What is required: Pull out each line of the data that includes the word "JSON".

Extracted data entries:

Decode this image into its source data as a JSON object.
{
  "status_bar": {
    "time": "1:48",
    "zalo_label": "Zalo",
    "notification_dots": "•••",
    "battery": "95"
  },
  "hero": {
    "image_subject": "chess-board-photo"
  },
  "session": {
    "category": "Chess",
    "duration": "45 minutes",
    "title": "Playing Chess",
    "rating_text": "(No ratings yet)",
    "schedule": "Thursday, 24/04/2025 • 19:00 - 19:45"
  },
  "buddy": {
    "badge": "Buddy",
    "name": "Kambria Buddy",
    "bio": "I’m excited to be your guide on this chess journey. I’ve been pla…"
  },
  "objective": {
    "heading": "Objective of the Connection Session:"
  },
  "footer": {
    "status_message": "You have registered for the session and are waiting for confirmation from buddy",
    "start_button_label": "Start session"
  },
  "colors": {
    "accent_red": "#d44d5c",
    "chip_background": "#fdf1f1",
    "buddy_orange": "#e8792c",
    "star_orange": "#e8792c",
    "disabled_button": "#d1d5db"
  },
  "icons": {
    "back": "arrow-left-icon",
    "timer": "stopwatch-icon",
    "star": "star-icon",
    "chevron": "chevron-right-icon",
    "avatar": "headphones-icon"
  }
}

---

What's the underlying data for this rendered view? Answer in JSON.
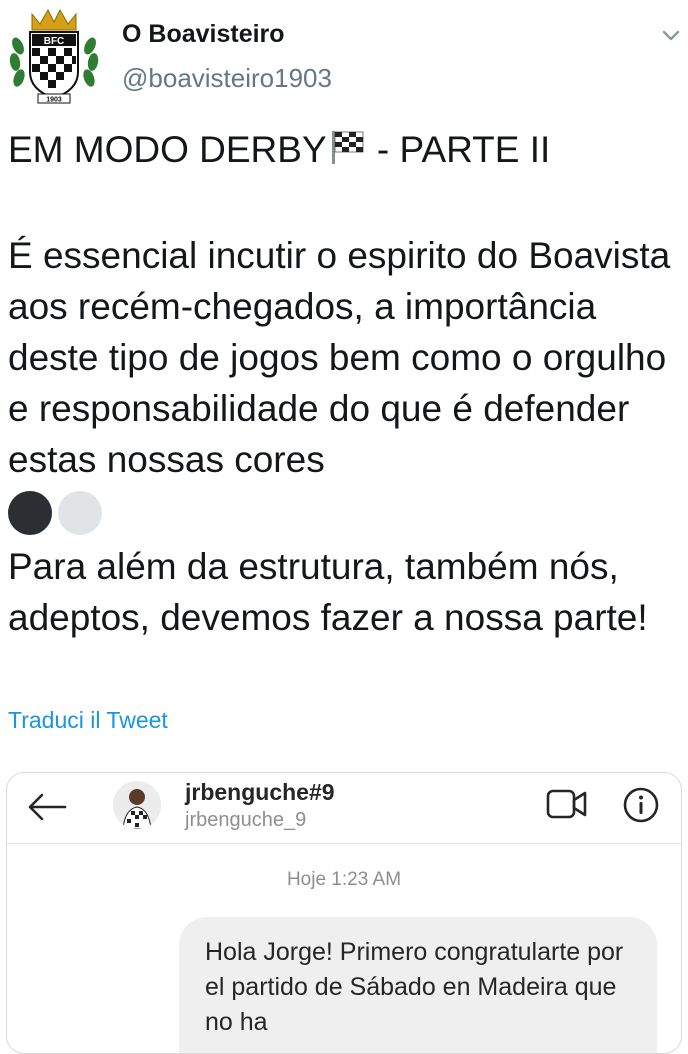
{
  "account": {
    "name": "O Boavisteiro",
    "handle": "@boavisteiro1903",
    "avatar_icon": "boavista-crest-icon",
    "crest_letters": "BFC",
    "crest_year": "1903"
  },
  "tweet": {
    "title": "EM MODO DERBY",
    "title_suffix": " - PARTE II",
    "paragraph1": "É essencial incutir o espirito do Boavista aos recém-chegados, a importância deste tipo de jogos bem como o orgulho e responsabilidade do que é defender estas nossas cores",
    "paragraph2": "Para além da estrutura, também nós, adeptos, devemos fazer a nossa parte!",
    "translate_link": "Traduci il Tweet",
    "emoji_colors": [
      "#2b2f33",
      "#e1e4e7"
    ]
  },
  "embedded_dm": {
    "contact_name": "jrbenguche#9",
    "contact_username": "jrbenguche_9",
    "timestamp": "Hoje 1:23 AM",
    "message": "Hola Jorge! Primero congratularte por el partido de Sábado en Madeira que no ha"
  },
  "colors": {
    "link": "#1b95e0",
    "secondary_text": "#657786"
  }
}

Solution to this task:
Decode this image into its source data as a JSON object.
What's the underlying data for this rendered view? Answer in JSON.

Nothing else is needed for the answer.